Input rows:
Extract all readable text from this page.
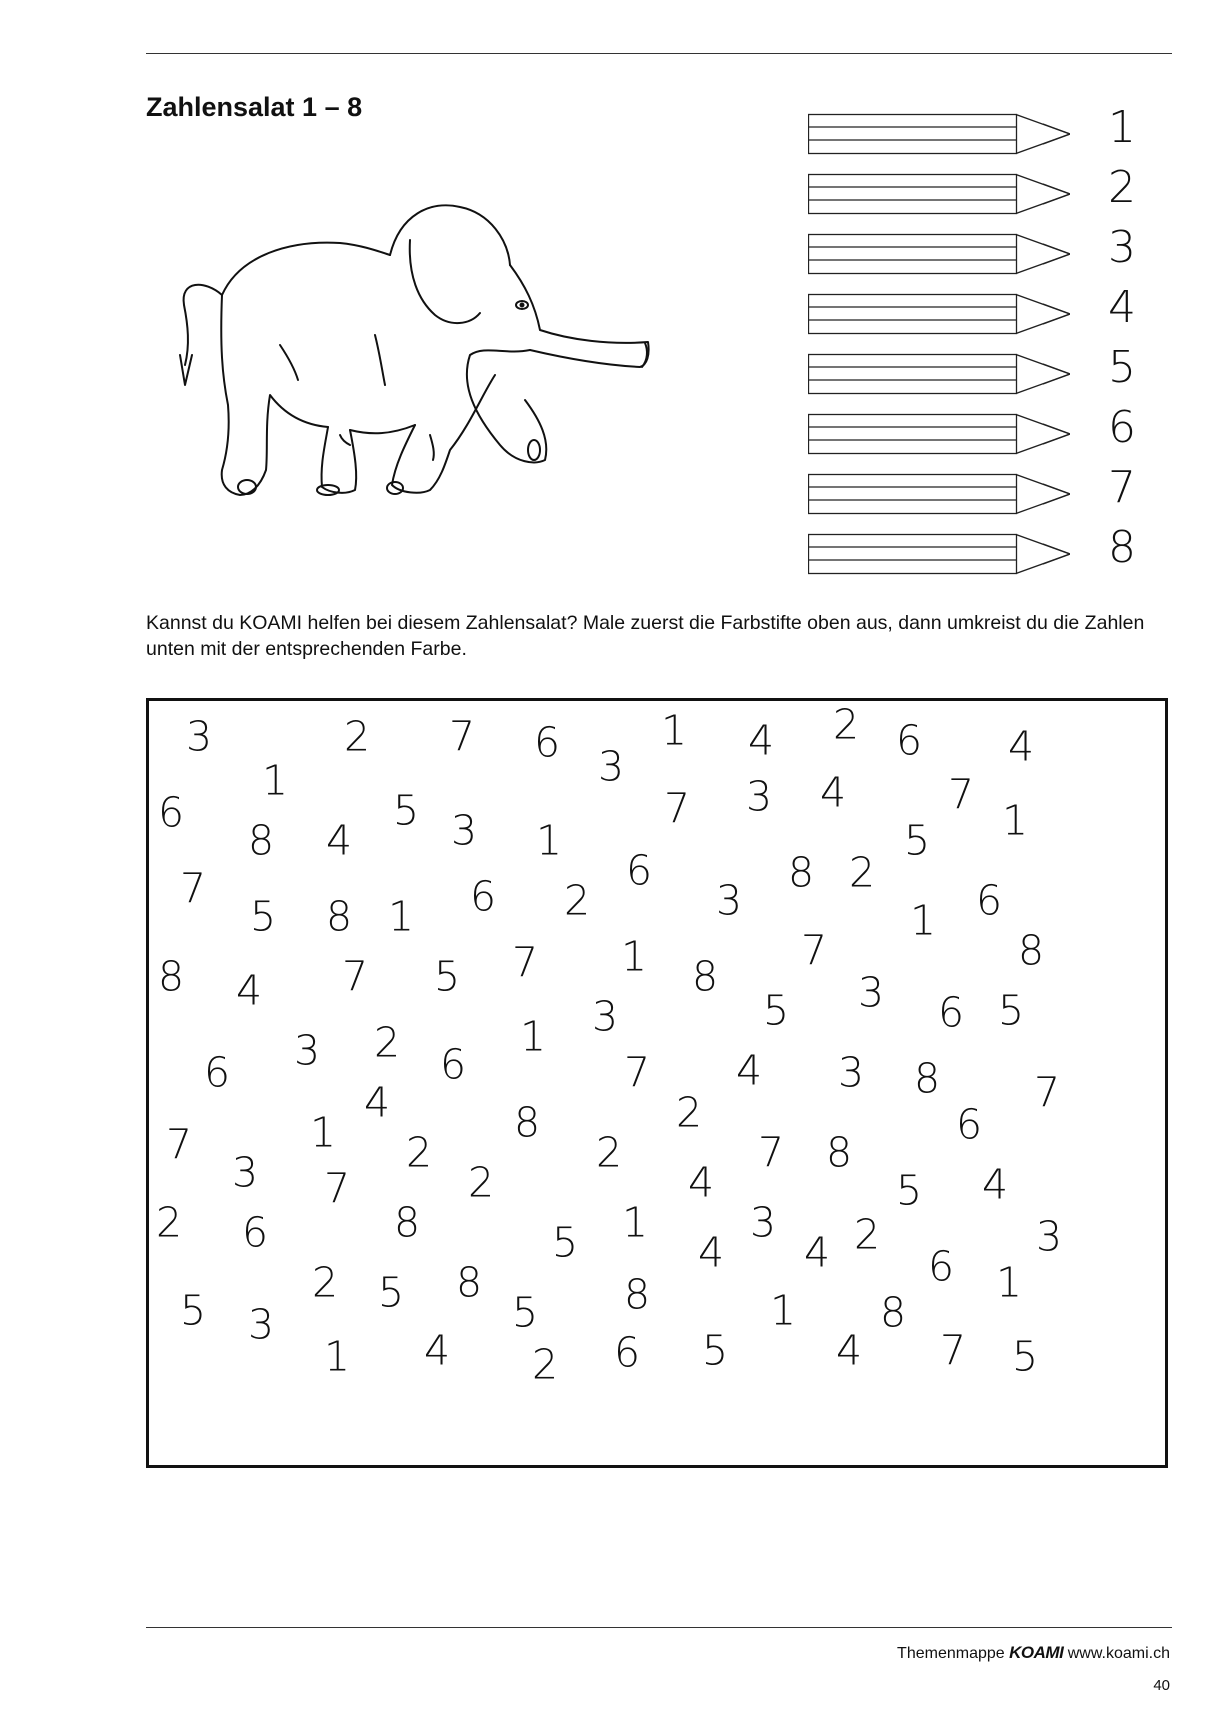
Zahlensalat 1 – 8	1
2
3
4
5
6
7
8

Kannst du KOAMI helfen bei diesem Zahlensalat? Male zuerst die Farbstifte oben aus, dann umkreist du die Zahlen unten mit der entsprechenden Farbe.

3	2 7 6 1 4 2 6 4
3
6
1
5
8 4 3 1
7 3 4 7
5 1
7
5 8 1 6 2
6	8 2
3	1 6
8 4 7 5 7 1 8
7
5 3 6 5
8
6 3 2 6
1 3
7 4 3 8 7
7	1
4	8
2
2
2	7
6
3 7	2	4
8
5 4
2 6	8	5 1
4
3
4 2	3
5
2 5 8
5 8	1 8
6 1
3
1 4 2 6 5	4 7 5
Themenmappe KOAMI www.koami.ch
40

Goal: Count how many lines include the string "Zahlensalat". Nothing but the number is needed.

Answer to the problem: 2